* **Stated goal**
Assemble all lines in which the string "Pancreas" appears.

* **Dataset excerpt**
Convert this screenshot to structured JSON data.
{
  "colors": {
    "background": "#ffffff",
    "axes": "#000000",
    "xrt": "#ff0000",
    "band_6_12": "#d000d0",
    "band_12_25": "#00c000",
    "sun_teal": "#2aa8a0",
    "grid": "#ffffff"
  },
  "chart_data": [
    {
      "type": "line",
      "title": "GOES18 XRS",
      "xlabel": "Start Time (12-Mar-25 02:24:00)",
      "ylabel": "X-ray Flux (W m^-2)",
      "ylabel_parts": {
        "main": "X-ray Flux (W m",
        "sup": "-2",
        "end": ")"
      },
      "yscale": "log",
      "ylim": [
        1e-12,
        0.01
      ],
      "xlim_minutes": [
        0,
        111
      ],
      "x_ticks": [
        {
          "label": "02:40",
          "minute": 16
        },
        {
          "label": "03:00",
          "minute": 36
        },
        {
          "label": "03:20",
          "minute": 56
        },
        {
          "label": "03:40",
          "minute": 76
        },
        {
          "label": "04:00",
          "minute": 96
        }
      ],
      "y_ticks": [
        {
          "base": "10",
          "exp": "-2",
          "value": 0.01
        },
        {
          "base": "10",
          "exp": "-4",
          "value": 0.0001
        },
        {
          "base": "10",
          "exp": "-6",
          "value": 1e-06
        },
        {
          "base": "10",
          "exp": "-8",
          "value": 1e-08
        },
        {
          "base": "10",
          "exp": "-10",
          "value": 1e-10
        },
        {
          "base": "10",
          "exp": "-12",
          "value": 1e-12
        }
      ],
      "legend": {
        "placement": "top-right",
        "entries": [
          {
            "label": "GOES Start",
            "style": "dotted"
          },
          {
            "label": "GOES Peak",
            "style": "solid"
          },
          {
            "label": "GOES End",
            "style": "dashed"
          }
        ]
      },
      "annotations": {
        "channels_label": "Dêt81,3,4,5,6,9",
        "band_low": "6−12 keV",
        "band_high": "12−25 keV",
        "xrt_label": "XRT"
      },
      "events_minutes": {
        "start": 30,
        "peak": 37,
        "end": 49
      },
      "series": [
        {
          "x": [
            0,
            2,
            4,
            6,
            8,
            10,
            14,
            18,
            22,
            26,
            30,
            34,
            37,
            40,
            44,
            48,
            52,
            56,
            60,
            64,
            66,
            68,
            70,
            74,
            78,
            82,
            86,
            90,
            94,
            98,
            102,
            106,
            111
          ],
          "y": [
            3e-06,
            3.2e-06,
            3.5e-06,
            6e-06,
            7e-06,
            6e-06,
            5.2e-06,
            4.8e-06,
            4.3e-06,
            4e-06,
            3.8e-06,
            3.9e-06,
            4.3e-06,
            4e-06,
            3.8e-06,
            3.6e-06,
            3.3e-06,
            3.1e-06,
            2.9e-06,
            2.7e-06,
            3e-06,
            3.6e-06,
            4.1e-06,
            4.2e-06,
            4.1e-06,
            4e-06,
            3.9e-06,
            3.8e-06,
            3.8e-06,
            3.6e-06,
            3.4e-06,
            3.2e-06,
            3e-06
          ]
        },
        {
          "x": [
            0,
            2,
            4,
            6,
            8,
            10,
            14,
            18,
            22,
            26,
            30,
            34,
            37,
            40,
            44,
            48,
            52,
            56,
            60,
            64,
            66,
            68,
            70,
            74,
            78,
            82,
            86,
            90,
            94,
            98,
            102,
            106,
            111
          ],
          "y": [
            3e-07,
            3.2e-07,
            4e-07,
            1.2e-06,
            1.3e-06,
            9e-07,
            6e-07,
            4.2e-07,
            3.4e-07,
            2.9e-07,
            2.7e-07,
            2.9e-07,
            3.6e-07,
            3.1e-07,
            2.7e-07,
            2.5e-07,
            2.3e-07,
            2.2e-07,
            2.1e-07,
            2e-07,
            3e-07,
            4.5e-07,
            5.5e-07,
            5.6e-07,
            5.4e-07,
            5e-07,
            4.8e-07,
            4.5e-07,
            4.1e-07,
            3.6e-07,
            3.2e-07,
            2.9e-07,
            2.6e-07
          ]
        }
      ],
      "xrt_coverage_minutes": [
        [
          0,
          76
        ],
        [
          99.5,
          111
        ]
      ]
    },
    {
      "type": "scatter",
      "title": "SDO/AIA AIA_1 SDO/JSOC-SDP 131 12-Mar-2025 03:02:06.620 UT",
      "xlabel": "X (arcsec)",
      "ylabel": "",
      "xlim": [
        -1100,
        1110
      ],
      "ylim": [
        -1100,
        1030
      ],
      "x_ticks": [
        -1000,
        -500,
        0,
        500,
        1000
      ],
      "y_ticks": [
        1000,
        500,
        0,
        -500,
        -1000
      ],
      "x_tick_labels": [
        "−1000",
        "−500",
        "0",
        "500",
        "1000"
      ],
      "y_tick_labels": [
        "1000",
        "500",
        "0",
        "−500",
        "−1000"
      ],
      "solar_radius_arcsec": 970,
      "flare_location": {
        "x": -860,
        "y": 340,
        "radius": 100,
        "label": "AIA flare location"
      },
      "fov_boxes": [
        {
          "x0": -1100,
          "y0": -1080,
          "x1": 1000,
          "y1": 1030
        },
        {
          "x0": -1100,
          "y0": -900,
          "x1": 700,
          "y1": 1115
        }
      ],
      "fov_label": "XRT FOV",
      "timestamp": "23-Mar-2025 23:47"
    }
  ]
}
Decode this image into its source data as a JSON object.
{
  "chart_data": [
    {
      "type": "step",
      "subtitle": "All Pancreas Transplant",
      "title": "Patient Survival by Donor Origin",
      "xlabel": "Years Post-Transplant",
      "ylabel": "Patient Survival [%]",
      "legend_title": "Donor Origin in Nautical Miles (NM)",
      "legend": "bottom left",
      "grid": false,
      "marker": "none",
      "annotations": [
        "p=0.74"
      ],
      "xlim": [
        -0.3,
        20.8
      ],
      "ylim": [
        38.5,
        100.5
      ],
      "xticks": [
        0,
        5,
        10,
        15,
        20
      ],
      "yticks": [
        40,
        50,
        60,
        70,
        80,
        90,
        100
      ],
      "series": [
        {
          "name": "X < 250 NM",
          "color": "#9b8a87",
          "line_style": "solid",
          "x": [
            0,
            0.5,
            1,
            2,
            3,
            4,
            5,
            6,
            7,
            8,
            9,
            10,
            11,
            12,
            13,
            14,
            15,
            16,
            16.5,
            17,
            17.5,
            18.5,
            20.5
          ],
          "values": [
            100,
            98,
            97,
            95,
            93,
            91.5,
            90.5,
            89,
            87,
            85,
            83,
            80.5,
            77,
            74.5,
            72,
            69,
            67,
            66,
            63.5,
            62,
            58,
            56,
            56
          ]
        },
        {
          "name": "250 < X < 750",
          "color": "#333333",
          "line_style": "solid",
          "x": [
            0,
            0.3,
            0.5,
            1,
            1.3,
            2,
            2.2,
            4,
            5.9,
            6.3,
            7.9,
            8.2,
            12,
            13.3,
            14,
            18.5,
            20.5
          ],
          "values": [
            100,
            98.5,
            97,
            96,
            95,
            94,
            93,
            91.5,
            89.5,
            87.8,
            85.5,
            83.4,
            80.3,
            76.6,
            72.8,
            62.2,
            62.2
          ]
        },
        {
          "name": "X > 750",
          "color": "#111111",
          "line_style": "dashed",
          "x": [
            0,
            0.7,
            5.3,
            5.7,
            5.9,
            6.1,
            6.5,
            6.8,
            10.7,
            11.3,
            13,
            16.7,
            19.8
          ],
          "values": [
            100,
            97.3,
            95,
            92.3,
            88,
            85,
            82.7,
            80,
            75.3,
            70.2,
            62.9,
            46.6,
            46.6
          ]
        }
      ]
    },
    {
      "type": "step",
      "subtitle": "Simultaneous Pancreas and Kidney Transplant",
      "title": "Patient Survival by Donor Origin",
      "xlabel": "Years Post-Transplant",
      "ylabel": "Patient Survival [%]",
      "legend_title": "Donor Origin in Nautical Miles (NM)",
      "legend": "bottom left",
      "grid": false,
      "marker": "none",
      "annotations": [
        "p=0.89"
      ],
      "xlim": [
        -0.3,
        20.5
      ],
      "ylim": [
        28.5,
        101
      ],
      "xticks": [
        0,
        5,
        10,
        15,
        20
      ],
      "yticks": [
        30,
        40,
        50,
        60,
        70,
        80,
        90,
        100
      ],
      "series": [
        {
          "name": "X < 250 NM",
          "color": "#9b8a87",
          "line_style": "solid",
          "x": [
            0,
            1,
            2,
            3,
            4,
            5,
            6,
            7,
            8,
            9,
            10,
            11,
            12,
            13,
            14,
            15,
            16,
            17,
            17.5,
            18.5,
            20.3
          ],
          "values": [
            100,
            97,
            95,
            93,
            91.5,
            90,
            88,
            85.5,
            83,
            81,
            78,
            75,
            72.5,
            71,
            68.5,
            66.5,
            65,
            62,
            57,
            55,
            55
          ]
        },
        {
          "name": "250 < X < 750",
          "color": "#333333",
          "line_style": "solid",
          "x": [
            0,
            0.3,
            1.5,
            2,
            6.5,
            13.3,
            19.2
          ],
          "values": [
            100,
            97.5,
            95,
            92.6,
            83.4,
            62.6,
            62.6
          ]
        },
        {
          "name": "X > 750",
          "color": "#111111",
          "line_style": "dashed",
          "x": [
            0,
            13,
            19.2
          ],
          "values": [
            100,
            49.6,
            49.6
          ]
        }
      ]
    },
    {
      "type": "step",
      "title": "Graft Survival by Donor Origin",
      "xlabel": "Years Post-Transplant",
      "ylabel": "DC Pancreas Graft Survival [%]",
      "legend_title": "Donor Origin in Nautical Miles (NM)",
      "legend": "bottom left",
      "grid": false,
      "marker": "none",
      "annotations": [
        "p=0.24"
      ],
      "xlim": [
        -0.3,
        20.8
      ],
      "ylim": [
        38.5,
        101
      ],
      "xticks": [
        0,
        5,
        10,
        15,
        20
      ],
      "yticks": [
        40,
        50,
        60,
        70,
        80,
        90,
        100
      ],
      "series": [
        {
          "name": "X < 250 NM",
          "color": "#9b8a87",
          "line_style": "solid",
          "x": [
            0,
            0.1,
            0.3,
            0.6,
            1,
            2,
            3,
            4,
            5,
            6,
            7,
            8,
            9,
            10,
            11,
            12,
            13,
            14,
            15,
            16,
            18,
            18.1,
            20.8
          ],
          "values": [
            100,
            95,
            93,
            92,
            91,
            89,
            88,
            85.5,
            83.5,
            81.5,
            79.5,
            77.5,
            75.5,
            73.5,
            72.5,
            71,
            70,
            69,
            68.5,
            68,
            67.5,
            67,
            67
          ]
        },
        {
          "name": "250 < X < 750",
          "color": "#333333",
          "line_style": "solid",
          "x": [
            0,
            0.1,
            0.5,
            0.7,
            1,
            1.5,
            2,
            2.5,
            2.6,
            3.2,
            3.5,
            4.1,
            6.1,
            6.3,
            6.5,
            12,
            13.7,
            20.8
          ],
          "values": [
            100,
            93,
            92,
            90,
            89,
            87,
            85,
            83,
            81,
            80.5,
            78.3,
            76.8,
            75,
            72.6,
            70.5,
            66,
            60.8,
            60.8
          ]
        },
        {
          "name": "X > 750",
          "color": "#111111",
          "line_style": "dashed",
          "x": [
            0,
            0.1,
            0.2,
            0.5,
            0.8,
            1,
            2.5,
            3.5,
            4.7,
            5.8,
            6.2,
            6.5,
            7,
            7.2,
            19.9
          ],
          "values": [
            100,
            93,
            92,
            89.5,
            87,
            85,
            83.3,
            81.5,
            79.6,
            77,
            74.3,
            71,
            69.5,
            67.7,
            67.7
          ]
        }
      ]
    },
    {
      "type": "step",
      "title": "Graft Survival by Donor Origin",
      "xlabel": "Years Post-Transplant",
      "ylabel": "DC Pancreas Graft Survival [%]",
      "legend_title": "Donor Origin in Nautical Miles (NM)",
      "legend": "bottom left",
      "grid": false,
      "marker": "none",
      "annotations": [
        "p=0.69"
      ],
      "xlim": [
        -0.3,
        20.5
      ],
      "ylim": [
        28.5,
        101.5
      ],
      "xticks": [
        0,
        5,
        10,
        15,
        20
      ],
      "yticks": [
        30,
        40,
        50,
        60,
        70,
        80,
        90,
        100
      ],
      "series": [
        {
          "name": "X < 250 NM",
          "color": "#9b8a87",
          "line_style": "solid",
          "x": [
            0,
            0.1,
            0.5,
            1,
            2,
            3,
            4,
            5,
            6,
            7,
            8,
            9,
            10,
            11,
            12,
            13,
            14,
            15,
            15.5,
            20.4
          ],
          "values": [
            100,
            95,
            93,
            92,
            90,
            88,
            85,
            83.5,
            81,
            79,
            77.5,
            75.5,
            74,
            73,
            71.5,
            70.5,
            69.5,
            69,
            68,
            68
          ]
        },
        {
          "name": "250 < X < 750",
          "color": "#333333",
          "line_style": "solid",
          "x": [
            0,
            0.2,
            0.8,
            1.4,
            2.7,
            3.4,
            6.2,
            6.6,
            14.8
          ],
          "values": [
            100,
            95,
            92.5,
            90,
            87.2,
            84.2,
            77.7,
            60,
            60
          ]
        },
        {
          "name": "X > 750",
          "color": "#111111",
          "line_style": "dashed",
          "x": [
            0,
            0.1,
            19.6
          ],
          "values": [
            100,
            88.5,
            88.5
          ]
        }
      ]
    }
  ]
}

* **Response to this task**
      "subtitle": "All Pancreas Transplant",
      "subtitle": "Simultaneous Pancreas and Kidney Transplant",
      "ylabel": "DC Pancreas Graft Survival [%]",
      "ylabel": "DC Pancreas Graft Survival [%]",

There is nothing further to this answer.